** start of Stored rows **

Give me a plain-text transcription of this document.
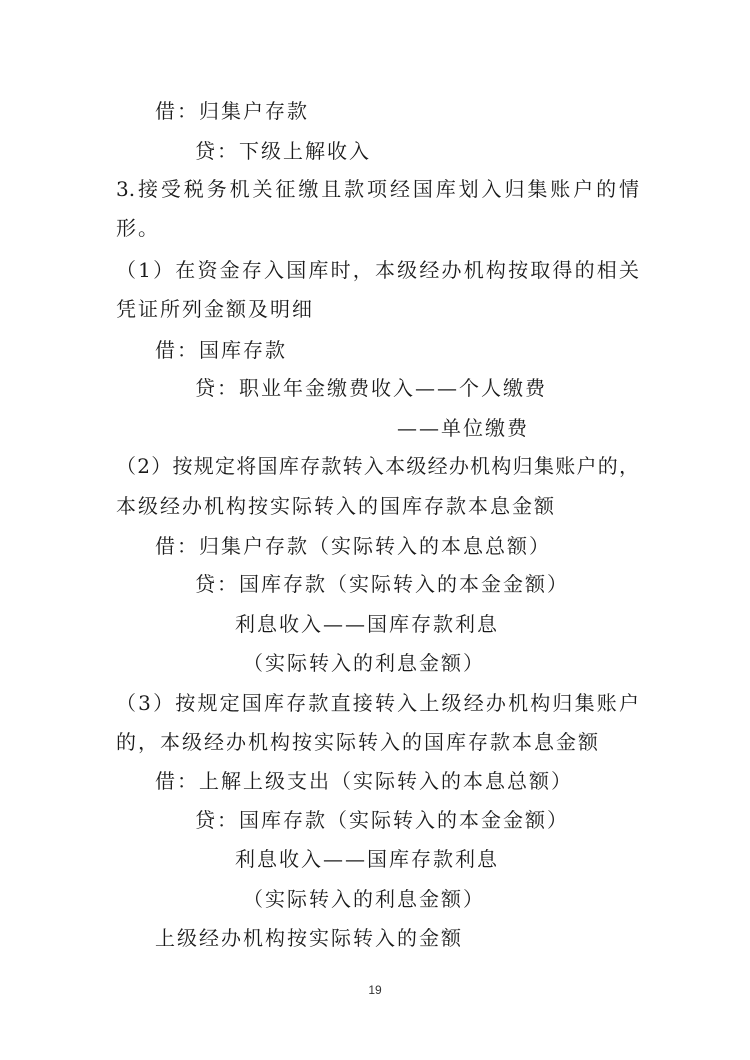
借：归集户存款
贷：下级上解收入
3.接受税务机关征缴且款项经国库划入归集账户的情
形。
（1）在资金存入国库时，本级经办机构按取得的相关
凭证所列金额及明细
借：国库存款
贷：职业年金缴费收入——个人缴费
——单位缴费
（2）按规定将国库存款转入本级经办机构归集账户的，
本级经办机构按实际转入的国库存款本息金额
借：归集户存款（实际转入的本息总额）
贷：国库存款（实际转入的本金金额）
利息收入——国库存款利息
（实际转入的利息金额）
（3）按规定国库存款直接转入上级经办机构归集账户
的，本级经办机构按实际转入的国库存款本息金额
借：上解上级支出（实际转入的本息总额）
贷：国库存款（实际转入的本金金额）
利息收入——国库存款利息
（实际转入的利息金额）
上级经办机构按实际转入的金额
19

** end of Stored rows **
** start of Stored rows **

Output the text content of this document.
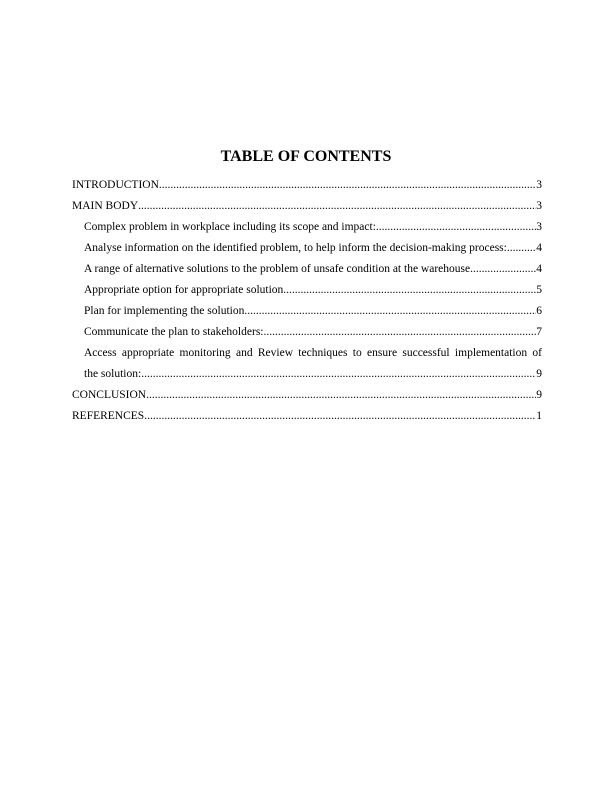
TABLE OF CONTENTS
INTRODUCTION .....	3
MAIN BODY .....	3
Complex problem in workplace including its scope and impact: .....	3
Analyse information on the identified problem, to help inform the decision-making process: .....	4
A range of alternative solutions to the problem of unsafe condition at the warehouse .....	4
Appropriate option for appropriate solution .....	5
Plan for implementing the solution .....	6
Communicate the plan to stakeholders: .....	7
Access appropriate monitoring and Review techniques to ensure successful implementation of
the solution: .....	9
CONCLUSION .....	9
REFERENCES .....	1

** end of Stored rows **
** start of Stored rows **

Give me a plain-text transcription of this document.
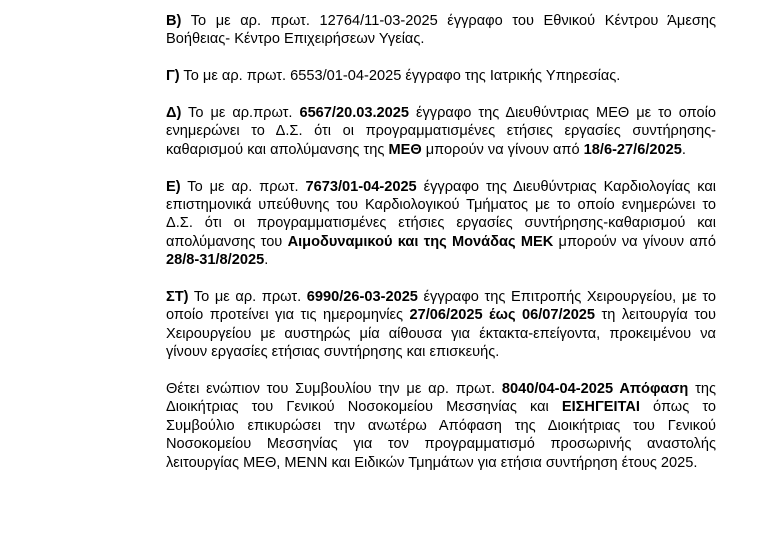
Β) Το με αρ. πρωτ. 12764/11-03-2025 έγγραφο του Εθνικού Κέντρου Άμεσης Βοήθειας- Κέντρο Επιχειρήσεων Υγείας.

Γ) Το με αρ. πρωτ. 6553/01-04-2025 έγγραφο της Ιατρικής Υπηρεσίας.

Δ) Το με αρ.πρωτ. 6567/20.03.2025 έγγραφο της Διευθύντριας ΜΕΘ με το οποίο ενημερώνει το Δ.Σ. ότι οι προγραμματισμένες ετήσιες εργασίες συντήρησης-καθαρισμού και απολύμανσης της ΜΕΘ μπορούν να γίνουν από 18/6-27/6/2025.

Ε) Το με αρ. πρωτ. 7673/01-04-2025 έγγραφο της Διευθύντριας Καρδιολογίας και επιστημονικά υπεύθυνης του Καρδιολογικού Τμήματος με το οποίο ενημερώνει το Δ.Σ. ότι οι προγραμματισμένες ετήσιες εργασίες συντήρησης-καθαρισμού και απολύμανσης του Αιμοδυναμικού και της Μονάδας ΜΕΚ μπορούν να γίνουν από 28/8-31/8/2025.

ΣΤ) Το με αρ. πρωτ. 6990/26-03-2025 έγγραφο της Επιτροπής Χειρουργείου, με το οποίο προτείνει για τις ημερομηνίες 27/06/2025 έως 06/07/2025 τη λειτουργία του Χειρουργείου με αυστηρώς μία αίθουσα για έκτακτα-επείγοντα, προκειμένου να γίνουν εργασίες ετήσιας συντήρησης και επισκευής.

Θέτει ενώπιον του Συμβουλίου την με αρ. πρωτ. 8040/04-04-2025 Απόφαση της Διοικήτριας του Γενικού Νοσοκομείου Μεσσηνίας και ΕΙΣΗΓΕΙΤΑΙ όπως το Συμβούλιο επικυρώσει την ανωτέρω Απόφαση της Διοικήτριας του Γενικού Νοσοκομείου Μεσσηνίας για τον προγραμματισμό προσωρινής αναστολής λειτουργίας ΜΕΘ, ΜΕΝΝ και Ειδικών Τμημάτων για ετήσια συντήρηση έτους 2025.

** end of Stored rows **

**What the task requires**:
Every line of the records that includes the word "problem" should be gathered.

**Result of the exercise**:
Complex problem in workplace including its scope and impact: .....	3
Analyse information on the identified problem, to help inform the decision-making process: .....	4
A range of alternative solutions to the problem of unsafe condition at the warehouse .....	4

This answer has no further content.